• **REQUIREMENTS**:
In your copy, reproduce the entries exactly as they are, minus the images.

+++ MATERIAL TO PROCESS

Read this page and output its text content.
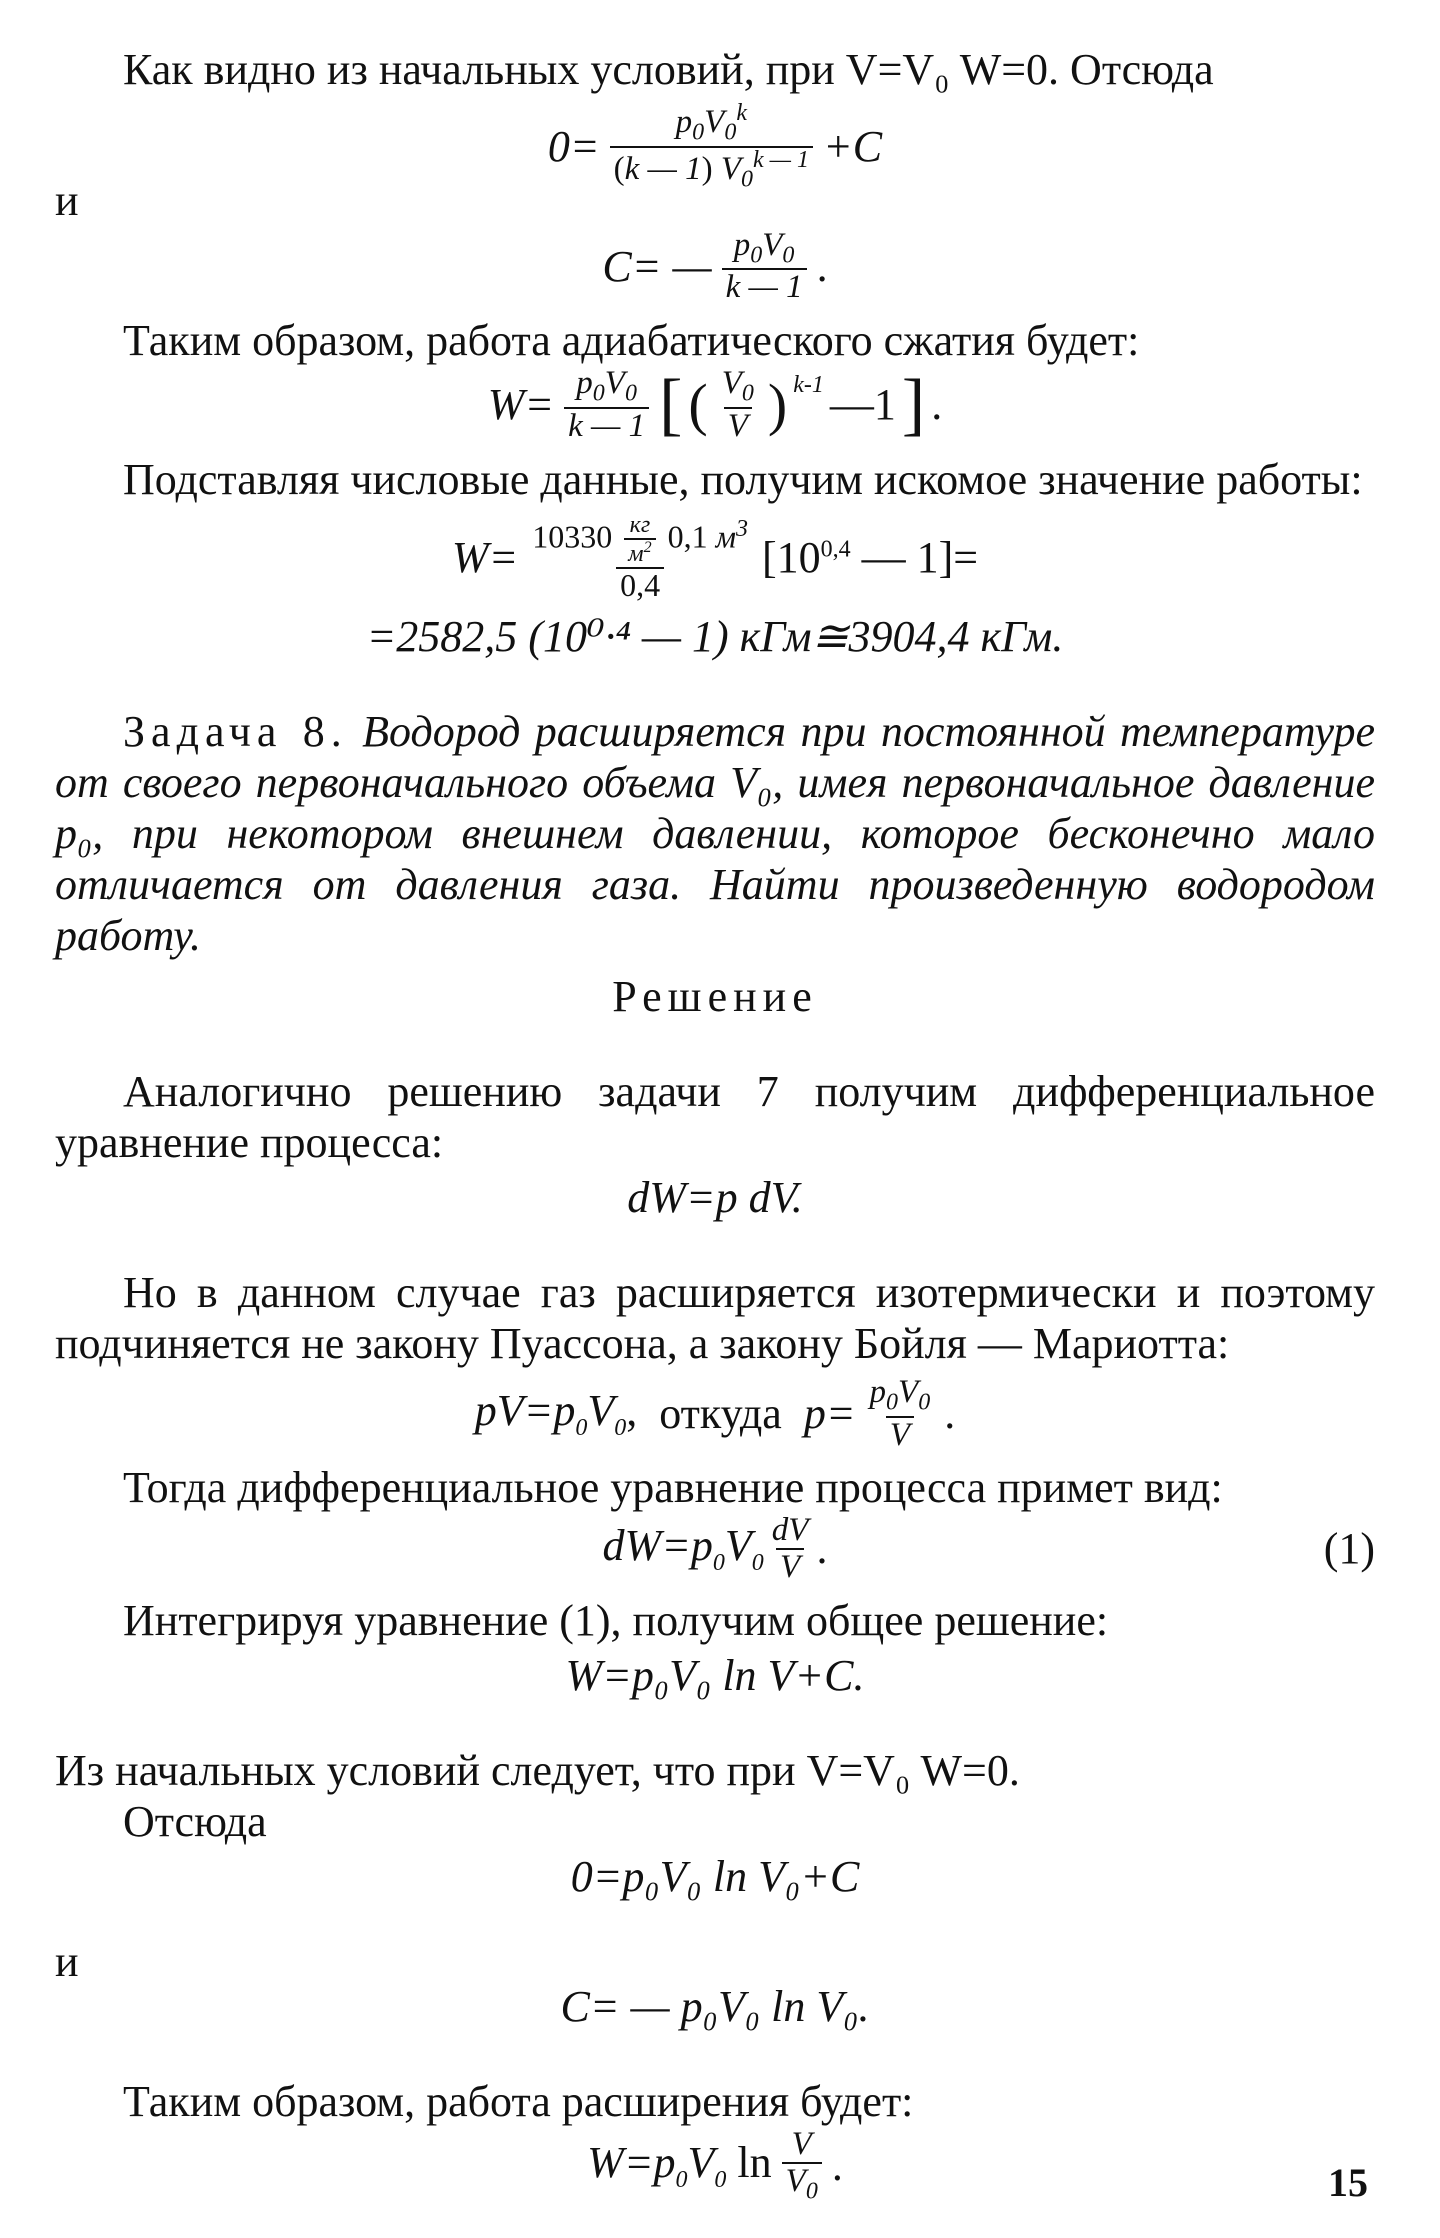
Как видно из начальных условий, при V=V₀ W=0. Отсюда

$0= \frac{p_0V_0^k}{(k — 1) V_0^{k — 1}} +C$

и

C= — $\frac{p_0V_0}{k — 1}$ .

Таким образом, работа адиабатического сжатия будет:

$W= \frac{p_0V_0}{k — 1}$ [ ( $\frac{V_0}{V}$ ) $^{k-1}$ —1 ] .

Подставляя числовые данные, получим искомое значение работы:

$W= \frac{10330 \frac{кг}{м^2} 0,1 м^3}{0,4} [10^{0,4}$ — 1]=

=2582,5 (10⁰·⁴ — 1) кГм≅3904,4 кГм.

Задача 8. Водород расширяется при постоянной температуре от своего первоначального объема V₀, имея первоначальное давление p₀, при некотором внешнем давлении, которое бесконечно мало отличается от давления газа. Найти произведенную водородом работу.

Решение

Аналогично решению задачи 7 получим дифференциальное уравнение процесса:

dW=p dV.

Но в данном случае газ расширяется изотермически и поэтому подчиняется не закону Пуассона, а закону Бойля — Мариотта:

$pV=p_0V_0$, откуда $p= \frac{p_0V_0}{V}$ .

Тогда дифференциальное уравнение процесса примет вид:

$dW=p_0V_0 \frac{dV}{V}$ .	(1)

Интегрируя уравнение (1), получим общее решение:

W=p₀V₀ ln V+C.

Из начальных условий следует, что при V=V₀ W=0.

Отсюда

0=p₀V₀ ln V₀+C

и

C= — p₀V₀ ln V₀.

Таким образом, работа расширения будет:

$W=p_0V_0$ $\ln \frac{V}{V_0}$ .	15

++++++

• **OUTPUT BELOW**:
Read this page and output its text content.
Как видно из начальных условий, при V=V₀ W=0. Отсюда

$0= \frac{p_0V_0^k}{(k — 1) V_0^{k — 1}} +C$

и

C= — $\frac{p_0V_0}{k — 1}$ .

Таким образом, работа адиабатического сжатия будет:

$W= \frac{p_0V_0}{k — 1}$ [ ( $\frac{V_0}{V}$ ) $^{k-1}$ —1 ] .

Подставляя числовые данные, получим искомое значение работы:

$W= \frac{10330 \frac{кг}{м^2} 0,1 м^3}{0,4} [10^{0,4}$ — 1]=

=2582,5 (10⁰·⁴ — 1) кГм≅3904,4 кГм.

Задача 8. Водород расширяется при постоянной температуре от своего первоначального объема V₀, имея первоначальное давление p₀, при некотором внешнем давлении, которое бесконечно мало отличается от давления газа. Найти произведенную водородом работу.

Решение

Аналогично решению задачи 7 получим дифференциальное уравнение процесса:

dW=p dV.

Но в данном случае газ расширяется изотермически и поэтому подчиняется не закону Пуассона, а закону Бойля — Мариотта:

$pV=p_0V_0$, откуда $p= \frac{p_0V_0}{V}$ .

Тогда дифференциальное уравнение процесса примет вид:

$dW=p_0V_0 \frac{dV}{V}$ .	(1)

Интегрируя уравнение (1), получим общее решение:

W=p₀V₀ ln V+C.

Из начальных условий следует, что при V=V₀ W=0.

Отсюда

0=p₀V₀ ln V₀+C

и

C= — p₀V₀ ln V₀.

Таким образом, работа расширения будет:

$W=p_0V_0$ $\ln \frac{V}{V_0}$ .	15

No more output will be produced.